• [Paginafragment]:
4.3 Het fusieplan moet aan een aantal specifieke elementen bevatten en, samen met de financiële en bedrijfsmatige opzet van het nieuwe fonds, voorafgaand aan de fusie aan DNB worden voorgelegd ter goedkeuring

De leden van de VVD-fractie vragen of het met de uitgebreide bevoegdheden van DNB voor besturen van verplichtgestelde bedrijfstakpensioenfondsen voldoende duidelijk is wat zij bij de toezichthouder moeten aanleveren als zij een fusie met tijdelijk afgescheiden vermogens overwegen. Is er naast het fusieplan, het splitsingsplan en een financiële en bedrijfsmatige opzet van het nieuwe fonds nog meer informatie die besturen van verplichtgestelde bedrijfstakpensioenfondsen bij DNB moeten aanleveren? Zo ja, zou de regering dit inzichtelijk kunnen maken? Hoeveel kosten zijn er gemiddeld gemoeid bij het opstellen van alle voor een fusie noodzakelijke documenten?

Waarom is voor een beslistermijn van 13 weken gekozen, een vergunningverlening voor een APF is toch geen vergelijkbare aanvraag, zo vragen de leden van de PVV-fractie?

De leden van de D66-fractie beamen het belang van de drie hoofdpunten van het fusieplan. Deze punten zijn een goede basis voor de instemmingstoets die DNB, naar hun wettelijke taak zal uitvoeren. Toch vragen de leden van de D66-fractie of deze drie punten niet aangevuld moeten worden. Veranderingen in pensioenhoogte, pensioenregeling of uitvoerder zijn voor deelnemers ingrijpend en complex. Daarom vragen genoemde leden of het fusieplan zich sterker zou moeten richten op communicatie naar belanghebbenden. Is de regering het eens met dit inzicht? Zou het communicatieplan een vast onderdeel van het fusieplan moeten worden?

De leden van de SP-fractie hebben vragen over de haalbaarheid van het fusieplan. Kan worden aangegeven welke instrumenten kunnen worden gebruikt om toe te werken naar een gelijke dekkingsgraad? Hoe werken het premiebeleid, een indexatiedepot en andere instrumenten precies? Kunnen voorbeelden van exogene en/of endogene ontwikkelingen worden genoemd waardoor de dekkingsgraden niet gelijk zijn gekomen?

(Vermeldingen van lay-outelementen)
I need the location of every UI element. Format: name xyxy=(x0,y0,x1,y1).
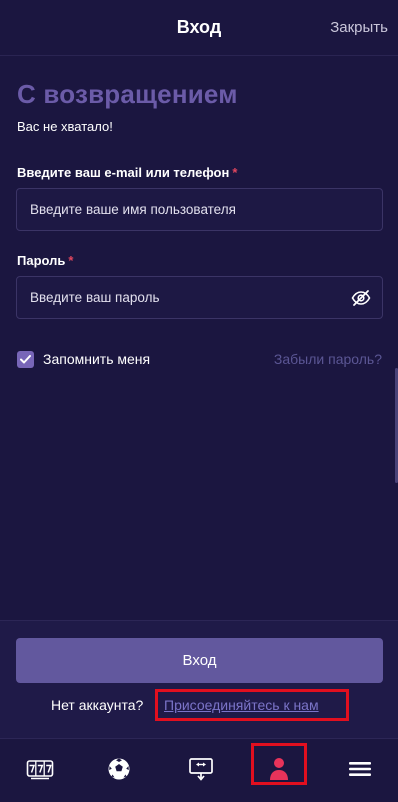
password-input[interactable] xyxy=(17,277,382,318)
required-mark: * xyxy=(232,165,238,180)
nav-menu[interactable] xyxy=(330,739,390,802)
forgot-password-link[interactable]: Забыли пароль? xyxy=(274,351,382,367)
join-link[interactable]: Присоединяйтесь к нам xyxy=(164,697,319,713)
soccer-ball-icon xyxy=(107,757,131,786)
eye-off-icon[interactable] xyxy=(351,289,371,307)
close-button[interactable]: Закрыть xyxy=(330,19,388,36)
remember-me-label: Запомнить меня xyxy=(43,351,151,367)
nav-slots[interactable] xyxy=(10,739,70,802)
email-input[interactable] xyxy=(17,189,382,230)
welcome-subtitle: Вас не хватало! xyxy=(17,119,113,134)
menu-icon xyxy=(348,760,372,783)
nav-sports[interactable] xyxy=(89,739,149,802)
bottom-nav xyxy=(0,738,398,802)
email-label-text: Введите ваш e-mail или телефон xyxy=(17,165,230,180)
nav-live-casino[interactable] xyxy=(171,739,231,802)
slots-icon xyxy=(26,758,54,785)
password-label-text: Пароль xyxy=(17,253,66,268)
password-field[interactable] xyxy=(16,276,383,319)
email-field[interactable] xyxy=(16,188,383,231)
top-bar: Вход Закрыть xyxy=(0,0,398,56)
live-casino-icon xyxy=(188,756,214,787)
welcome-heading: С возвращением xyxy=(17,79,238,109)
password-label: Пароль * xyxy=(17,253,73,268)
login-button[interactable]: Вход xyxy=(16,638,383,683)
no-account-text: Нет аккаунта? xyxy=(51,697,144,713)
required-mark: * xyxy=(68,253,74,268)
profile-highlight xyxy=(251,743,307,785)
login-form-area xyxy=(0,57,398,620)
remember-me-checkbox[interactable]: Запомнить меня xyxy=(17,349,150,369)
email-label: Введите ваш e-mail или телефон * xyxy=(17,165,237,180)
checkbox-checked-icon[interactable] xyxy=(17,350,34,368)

• [Gegeven opdracht 1]:
Vervang in het fragment over pensioenfondsfusies "toezichthouder" door "toezichthoudende instantie" en geef de passage opnieuw weer. Begin bij de woorden "4.3 Het fusieplan" en stop na "fusie noodzakelijke documenten?".
• [Gegeven opdracht 2]:
Herhaal letterlijk de regels uit de records. Begin bij de regel met "password-input[interactable] xyxy=(17,277,382,318)" en stop na de regel met "login-button[interactable]: Вход xyxy=(16,638,383,683)".

• [Oplossing 1]:
4.3 Het fusieplan moet aan een aantal specifieke elementen bevatten en, samen met de financiële en bedrijfsmatige opzet van het nieuwe fonds, voorafgaand aan de fusie aan DNB worden voorgelegd ter goedkeuring

De leden van de VVD-fractie vragen of het met de uitgebreide bevoegdheden van DNB voor besturen van verplichtgestelde bedrijfstakpensioenfondsen voldoende duidelijk is wat zij bij de toezichthoudende instantie moeten aanleveren als zij een fusie met tijdelijk afgescheiden vermogens overwegen. Is er naast het fusieplan, het splitsingsplan en een financiële en bedrijfsmatige opzet van het nieuwe fonds nog meer informatie die besturen van verplichtgestelde bedrijfstakpensioenfondsen bij DNB moeten aanleveren? Zo ja, zou de regering dit inzichtelijk kunnen maken? Hoeveel kosten zijn er gemiddeld gemoeid bij het opstellen van alle voor een fusie noodzakelijke documenten?

• [Oplossing 2]:
password-input[interactable] xyxy=(17,277,382,318)
required-mark: * xyxy=(232,165,238,180)
nav-menu[interactable] xyxy=(330,739,390,802)
forgot-password-link[interactable]: Забыли пароль? xyxy=(274,351,382,367)
join-link[interactable]: Присоединяйтесь к нам xyxy=(164,697,319,713)
soccer-ball-icon xyxy=(107,757,131,786)
eye-off-icon[interactable] xyxy=(351,289,371,307)
close-button[interactable]: Закрыть xyxy=(330,19,388,36)
remember-me-label: Запомнить меня xyxy=(43,351,151,367)
nav-slots[interactable] xyxy=(10,739,70,802)
email-input[interactable] xyxy=(17,189,382,230)
welcome-subtitle: Вас не хватало! xyxy=(17,119,113,134)
menu-icon xyxy=(348,760,372,783)
nav-sports[interactable] xyxy=(89,739,149,802)
bottom-nav xyxy=(0,738,398,802)
email-label-text: Введите ваш e-mail или телефон xyxy=(17,165,230,180)
nav-live-casino[interactable] xyxy=(171,739,231,802)
slots-icon xyxy=(26,758,54,785)
password-label-text: Пароль xyxy=(17,253,66,268)
password-field[interactable] xyxy=(16,276,383,319)
email-field[interactable] xyxy=(16,188,383,231)
top-bar: Вход Закрыть xyxy=(0,0,398,56)
live-casino-icon xyxy=(188,756,214,787)
welcome-heading: С возвращением xyxy=(17,79,238,109)
password-label: Пароль * xyxy=(17,253,73,268)
login-button[interactable]: Вход xyxy=(16,638,383,683)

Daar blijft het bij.